┌─ Data rows

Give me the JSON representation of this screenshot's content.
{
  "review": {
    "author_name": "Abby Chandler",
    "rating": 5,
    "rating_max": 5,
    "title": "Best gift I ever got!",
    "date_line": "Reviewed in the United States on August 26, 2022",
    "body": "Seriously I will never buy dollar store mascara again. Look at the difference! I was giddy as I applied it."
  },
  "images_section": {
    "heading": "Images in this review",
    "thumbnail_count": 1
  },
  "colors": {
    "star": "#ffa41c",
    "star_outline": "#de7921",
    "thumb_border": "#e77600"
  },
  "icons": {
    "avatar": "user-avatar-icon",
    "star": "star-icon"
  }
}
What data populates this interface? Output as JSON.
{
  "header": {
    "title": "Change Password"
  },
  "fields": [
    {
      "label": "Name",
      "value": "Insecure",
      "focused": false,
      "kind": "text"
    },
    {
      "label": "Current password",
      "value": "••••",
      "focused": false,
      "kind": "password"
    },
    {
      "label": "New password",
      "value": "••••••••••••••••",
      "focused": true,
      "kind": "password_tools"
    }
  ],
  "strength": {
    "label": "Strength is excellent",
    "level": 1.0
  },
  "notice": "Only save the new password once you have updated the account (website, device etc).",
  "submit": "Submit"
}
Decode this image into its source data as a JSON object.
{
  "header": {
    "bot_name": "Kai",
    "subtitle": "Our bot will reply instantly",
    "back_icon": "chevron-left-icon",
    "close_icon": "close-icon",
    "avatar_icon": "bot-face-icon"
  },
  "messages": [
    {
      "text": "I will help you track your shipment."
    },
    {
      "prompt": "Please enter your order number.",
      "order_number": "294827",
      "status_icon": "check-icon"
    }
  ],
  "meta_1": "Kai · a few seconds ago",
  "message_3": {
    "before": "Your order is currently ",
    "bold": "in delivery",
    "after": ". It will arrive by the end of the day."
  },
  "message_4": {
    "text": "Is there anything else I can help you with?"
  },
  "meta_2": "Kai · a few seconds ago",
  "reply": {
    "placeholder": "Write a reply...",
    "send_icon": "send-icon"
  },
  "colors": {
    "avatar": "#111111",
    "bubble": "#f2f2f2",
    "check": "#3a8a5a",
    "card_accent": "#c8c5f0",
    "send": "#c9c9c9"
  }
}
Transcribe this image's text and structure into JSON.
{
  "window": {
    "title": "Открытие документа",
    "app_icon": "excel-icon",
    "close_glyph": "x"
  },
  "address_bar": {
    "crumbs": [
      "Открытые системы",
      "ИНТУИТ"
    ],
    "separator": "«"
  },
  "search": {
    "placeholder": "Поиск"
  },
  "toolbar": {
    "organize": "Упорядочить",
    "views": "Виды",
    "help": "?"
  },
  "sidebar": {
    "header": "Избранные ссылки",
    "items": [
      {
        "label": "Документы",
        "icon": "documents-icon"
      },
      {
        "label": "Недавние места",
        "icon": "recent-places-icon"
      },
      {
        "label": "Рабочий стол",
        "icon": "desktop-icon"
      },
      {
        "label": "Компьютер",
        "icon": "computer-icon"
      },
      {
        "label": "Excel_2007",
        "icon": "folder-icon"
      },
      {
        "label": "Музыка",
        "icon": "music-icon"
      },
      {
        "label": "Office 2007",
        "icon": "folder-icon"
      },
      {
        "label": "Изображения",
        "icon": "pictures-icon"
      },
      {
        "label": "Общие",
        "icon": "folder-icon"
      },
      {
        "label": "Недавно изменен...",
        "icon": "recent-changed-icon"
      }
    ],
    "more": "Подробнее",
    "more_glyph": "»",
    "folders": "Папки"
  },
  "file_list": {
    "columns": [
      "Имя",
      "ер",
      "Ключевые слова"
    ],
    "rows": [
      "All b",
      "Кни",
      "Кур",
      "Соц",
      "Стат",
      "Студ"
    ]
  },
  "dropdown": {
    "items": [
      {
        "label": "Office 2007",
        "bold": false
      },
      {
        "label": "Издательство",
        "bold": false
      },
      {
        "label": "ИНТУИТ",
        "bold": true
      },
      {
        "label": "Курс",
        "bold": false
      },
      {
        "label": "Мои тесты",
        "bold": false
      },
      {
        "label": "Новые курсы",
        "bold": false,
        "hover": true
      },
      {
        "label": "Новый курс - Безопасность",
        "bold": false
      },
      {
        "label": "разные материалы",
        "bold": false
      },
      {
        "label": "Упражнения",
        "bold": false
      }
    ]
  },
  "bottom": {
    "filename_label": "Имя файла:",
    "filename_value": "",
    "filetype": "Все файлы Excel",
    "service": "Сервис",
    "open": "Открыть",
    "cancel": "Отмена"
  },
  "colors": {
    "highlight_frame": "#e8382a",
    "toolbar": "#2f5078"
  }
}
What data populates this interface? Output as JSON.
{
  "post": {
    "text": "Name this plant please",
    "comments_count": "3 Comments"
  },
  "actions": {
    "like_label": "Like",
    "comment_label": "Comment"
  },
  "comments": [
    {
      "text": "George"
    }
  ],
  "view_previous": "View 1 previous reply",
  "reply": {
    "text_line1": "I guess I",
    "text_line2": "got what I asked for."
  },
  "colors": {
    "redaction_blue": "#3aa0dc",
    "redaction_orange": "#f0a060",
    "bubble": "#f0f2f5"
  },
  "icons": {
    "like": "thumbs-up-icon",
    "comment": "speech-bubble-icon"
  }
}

└─

# [Given request]
Give all the entries again exactly; leave none out.

# [Exercise response]
Give me the JSON representation of this screenshot's content.
{
  "review": {
    "author_name": "Abby Chandler",
    "rating": 5,
    "rating_max": 5,
    "title": "Best gift I ever got!",
    "date_line": "Reviewed in the United States on August 26, 2022",
    "body": "Seriously I will never buy dollar store mascara again. Look at the difference! I was giddy as I applied it."
  },
  "images_section": {
    "heading": "Images in this review",
    "thumbnail_count": 1
  },
  "colors": {
    "star": "#ffa41c",
    "star_outline": "#de7921",
    "thumb_border": "#e77600"
  },
  "icons": {
    "avatar": "user-avatar-icon",
    "star": "star-icon"
  }
}
What data populates this interface? Output as JSON.
{
  "header": {
    "title": "Change Password"
  },
  "fields": [
    {
      "label": "Name",
      "value": "Insecure",
      "focused": false,
      "kind": "text"
    },
    {
      "label": "Current password",
      "value": "••••",
      "focused": false,
      "kind": "password"
    },
    {
      "label": "New password",
      "value": "••••••••••••••••",
      "focused": true,
      "kind": "password_tools"
    }
  ],
  "strength": {
    "label": "Strength is excellent",
    "level": 1.0
  },
  "notice": "Only save the new password once you have updated the account (website, device etc).",
  "submit": "Submit"
}
Decode this image into its source data as a JSON object.
{
  "header": {
    "bot_name": "Kai",
    "subtitle": "Our bot will reply instantly",
    "back_icon": "chevron-left-icon",
    "close_icon": "close-icon",
    "avatar_icon": "bot-face-icon"
  },
  "messages": [
    {
      "text": "I will help you track your shipment."
    },
    {
      "prompt": "Please enter your order number.",
      "order_number": "294827",
      "status_icon": "check-icon"
    }
  ],
  "meta_1": "Kai · a few seconds ago",
  "message_3": {
    "before": "Your order is currently ",
    "bold": "in delivery",
    "after": ". It will arrive by the end of the day."
  },
  "message_4": {
    "text": "Is there anything else I can help you with?"
  },
  "meta_2": "Kai · a few seconds ago",
  "reply": {
    "placeholder": "Write a reply...",
    "send_icon": "send-icon"
  },
  "colors": {
    "avatar": "#111111",
    "bubble": "#f2f2f2",
    "check": "#3a8a5a",
    "card_accent": "#c8c5f0",
    "send": "#c9c9c9"
  }
}
Transcribe this image's text and structure into JSON.
{
  "window": {
    "title": "Открытие документа",
    "app_icon": "excel-icon",
    "close_glyph": "x"
  },
  "address_bar": {
    "crumbs": [
      "Открытые системы",
      "ИНТУИТ"
    ],
    "separator": "«"
  },
  "search": {
    "placeholder": "Поиск"
  },
  "toolbar": {
    "organize": "Упорядочить",
    "views": "Виды",
    "help": "?"
  },
  "sidebar": {
    "header": "Избранные ссылки",
    "items": [
      {
        "label": "Документы",
        "icon": "documents-icon"
      },
      {
        "label": "Недавние места",
        "icon": "recent-places-icon"
      },
      {
        "label": "Рабочий стол",
        "icon": "desktop-icon"
      },
      {
        "label": "Компьютер",
        "icon": "computer-icon"
      },
      {
        "label": "Excel_2007",
        "icon": "folder-icon"
      },
      {
        "label": "Музыка",
        "icon": "music-icon"
      },
      {
        "label": "Office 2007",
        "icon": "folder-icon"
      },
      {
        "label": "Изображения",
        "icon": "pictures-icon"
      },
      {
        "label": "Общие",
        "icon": "folder-icon"
      },
      {
        "label": "Недавно изменен...",
        "icon": "recent-changed-icon"
      }
    ],
    "more": "Подробнее",
    "more_glyph": "»",
    "folders": "Папки"
  },
  "file_list": {
    "columns": [
      "Имя",
      "ер",
      "Ключевые слова"
    ],
    "rows": [
      "All b",
      "Кни",
      "Кур",
      "Соц",
      "Стат",
      "Студ"
    ]
  },
  "dropdown": {
    "items": [
      {
        "label": "Office 2007",
        "bold": false
      },
      {
        "label": "Издательство",
        "bold": false
      },
      {
        "label": "ИНТУИТ",
        "bold": true
      },
      {
        "label": "Курс",
        "bold": false
      },
      {
        "label": "Мои тесты",
        "bold": false
      },
      {
        "label": "Новые курсы",
        "bold": false,
        "hover": true
      },
      {
        "label": "Новый курс - Безопасность",
        "bold": false
      },
      {
        "label": "разные материалы",
        "bold": false
      },
      {
        "label": "Упражнения",
        "bold": false
      }
    ]
  },
  "bottom": {
    "filename_label": "Имя файла:",
    "filename_value": "",
    "filetype": "Все файлы Excel",
    "service": "Сервис",
    "open": "Открыть",
    "cancel": "Отмена"
  },
  "colors": {
    "highlight_frame": "#e8382a",
    "toolbar": "#2f5078"
  }
}
What data populates this interface? Output as JSON.
{
  "post": {
    "text": "Name this plant please",
    "comments_count": "3 Comments"
  },
  "actions": {
    "like_label": "Like",
    "comment_label": "Comment"
  },
  "comments": [
    {
      "text": "George"
    }
  ],
  "view_previous": "View 1 previous reply",
  "reply": {
    "text_line1": "I guess I",
    "text_line2": "got what I asked for."
  },
  "colors": {
    "redaction_blue": "#3aa0dc",
    "redaction_orange": "#f0a060",
    "bubble": "#f0f2f5"
  },
  "icons": {
    "like": "thumbs-up-icon",
    "comment": "speech-bubble-icon"
  }
}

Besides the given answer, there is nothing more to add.